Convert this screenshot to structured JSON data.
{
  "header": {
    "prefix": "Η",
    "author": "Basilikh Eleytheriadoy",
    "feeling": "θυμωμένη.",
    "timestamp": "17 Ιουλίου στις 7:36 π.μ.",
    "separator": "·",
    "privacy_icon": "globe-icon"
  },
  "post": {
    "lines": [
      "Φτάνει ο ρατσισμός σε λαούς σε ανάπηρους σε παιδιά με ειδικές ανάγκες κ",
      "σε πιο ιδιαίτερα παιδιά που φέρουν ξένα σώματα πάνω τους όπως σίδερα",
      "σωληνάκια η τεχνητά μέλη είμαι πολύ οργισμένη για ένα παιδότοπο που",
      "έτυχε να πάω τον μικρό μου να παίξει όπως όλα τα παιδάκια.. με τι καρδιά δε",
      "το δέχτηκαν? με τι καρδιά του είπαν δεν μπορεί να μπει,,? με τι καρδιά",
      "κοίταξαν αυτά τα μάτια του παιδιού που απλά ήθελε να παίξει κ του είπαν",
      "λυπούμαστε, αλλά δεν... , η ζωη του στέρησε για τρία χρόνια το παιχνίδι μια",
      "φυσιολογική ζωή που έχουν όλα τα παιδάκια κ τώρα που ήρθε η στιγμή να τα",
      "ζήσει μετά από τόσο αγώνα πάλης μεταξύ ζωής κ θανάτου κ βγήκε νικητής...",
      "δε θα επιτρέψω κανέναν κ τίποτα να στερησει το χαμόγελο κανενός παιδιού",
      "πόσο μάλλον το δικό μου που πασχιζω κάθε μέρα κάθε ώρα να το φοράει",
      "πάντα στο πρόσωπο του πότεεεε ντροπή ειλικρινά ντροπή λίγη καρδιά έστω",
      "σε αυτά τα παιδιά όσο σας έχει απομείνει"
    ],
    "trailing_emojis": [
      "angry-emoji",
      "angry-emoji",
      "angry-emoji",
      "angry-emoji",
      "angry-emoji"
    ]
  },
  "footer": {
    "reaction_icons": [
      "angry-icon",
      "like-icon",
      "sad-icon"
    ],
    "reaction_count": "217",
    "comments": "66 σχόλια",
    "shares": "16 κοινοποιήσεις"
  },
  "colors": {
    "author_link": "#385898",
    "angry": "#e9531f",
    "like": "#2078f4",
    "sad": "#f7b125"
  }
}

+++++

TASK »
Find how many lines in the listing contain the word "παιδιά" and give that count alone.

WRITTEN ANSWER »
3